Repeat the material below word for word and leave out all pictures.

■ Supplied information
*****

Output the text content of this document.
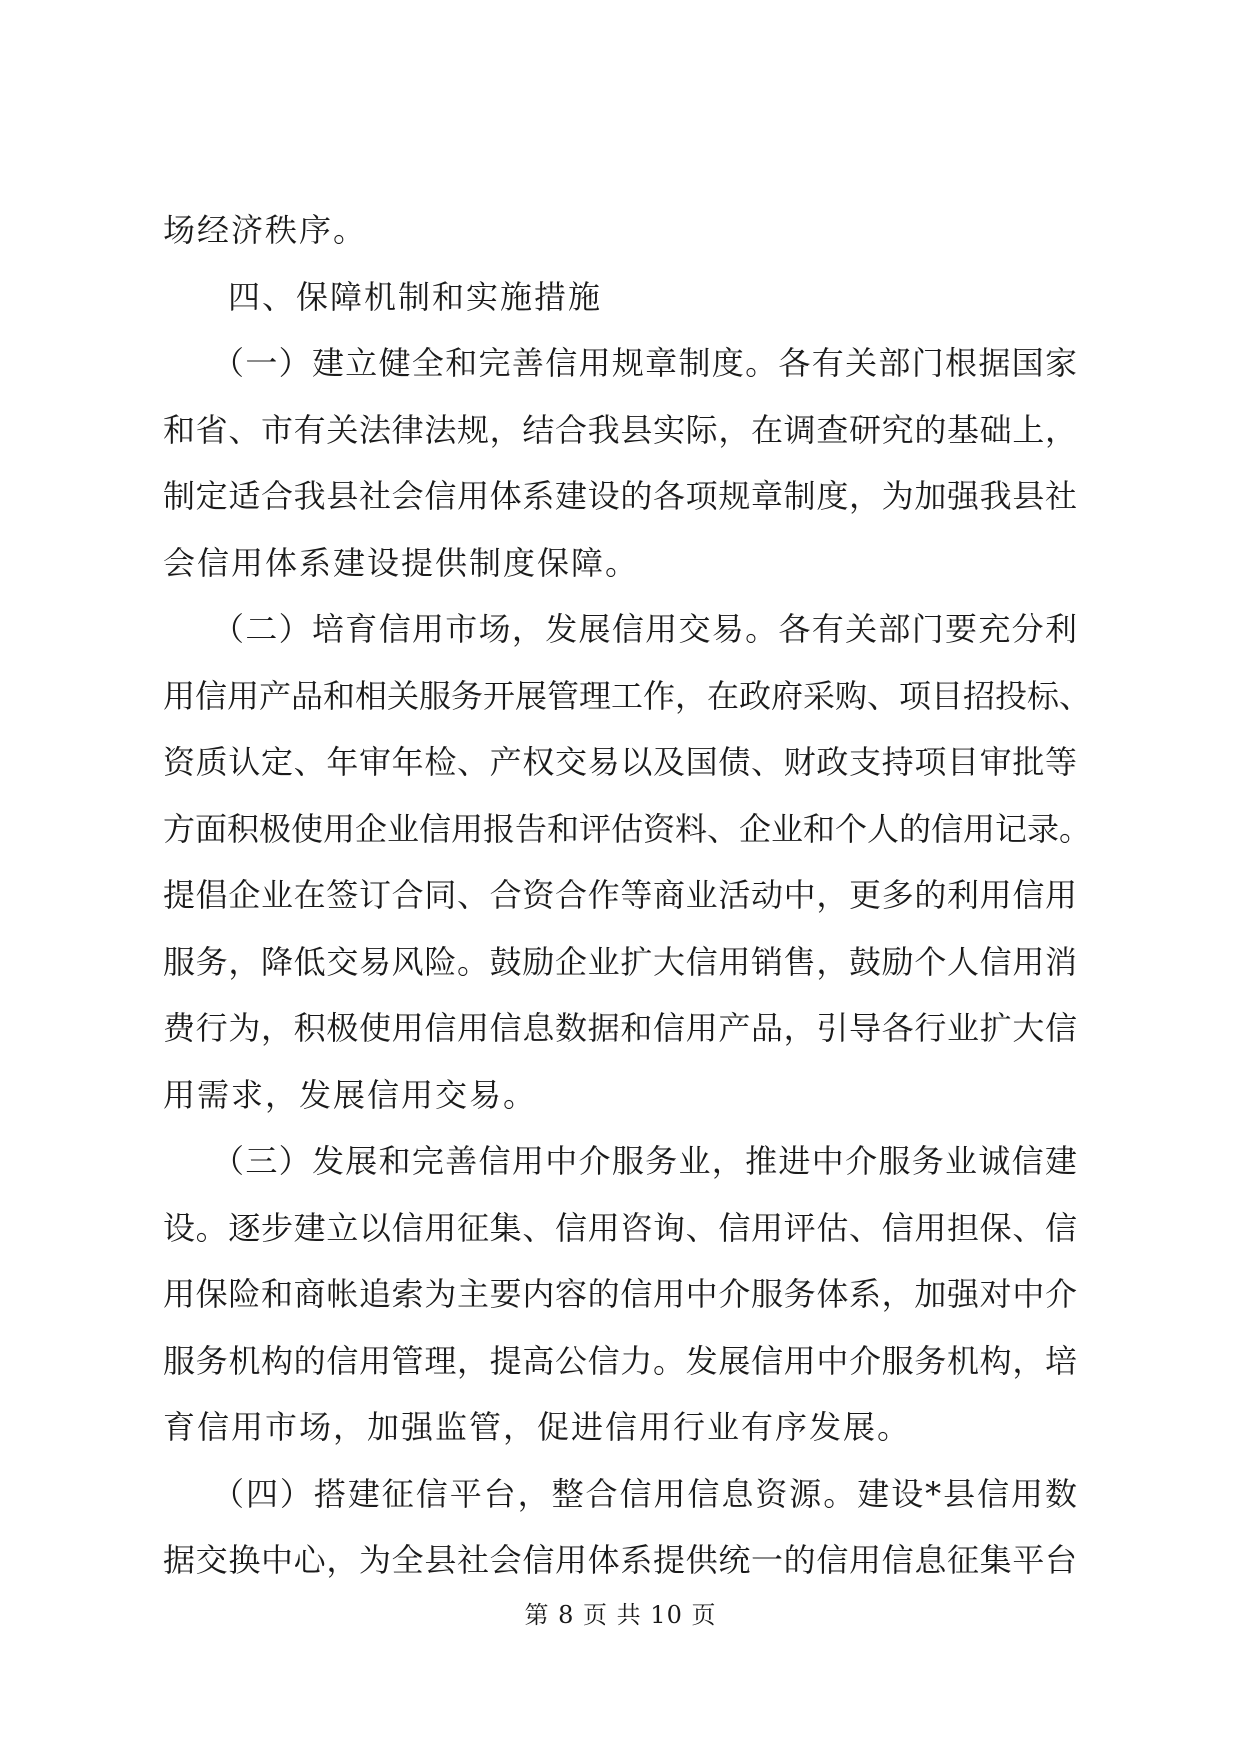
场经济秩序。
四、保障机制和实施措施
（一）建立健全和完善信用规章制度。各有关部门根据国家
和省、市有关法律法规，结合我县实际，在调查研究的基础上，
制定适合我县社会信用体系建设的各项规章制度，为加强我县社
会信用体系建设提供制度保障。
（二）培育信用市场，发展信用交易。各有关部门要充分利
用信用产品和相关服务开展管理工作，在政府采购、项目招投标、
资质认定、年审年检、产权交易以及国债、财政支持项目审批等
方面积极使用企业信用报告和评估资料、企业和个人的信用记录。
提倡企业在签订合同、合资合作等商业活动中，更多的利用信用
服务，降低交易风险。鼓励企业扩大信用销售，鼓励个人信用消
费行为，积极使用信用信息数据和信用产品，引导各行业扩大信
用需求，发展信用交易。
（三）发展和完善信用中介服务业，推进中介服务业诚信建
设。逐步建立以信用征集、信用咨询、信用评估、信用担保、信
用保险和商帐追索为主要内容的信用中介服务体系，加强对中介
服务机构的信用管理，提高公信力。发展信用中介服务机构，培
育信用市场，加强监管，促进信用行业有序发展。
（四）搭建征信平台，整合信用信息资源。建设*县信用数
第 8 页 共 10 页
据交换中心，为全县社会信用体系提供统一的信用信息征集平台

*****

■ Completed task
Output the text content of this document.
场经济秩序。
四、保障机制和实施措施
（一）建立健全和完善信用规章制度。各有关部门根据国家
和省、市有关法律法规，结合我县实际，在调查研究的基础上，
制定适合我县社会信用体系建设的各项规章制度，为加强我县社
会信用体系建设提供制度保障。
（二）培育信用市场，发展信用交易。各有关部门要充分利
用信用产品和相关服务开展管理工作，在政府采购、项目招投标、
资质认定、年审年检、产权交易以及国债、财政支持项目审批等
方面积极使用企业信用报告和评估资料、企业和个人的信用记录。
提倡企业在签订合同、合资合作等商业活动中，更多的利用信用
服务，降低交易风险。鼓励企业扩大信用销售，鼓励个人信用消
费行为，积极使用信用信息数据和信用产品，引导各行业扩大信
用需求，发展信用交易。
（三）发展和完善信用中介服务业，推进中介服务业诚信建
设。逐步建立以信用征集、信用咨询、信用评估、信用担保、信
用保险和商帐追索为主要内容的信用中介服务体系，加强对中介
服务机构的信用管理，提高公信力。发展信用中介服务机构，培
育信用市场，加强监管，促进信用行业有序发展。
（四）搭建征信平台，整合信用信息资源。建设*县信用数
第 8 页 共 10 页
据交换中心，为全县社会信用体系提供统一的信用信息征集平台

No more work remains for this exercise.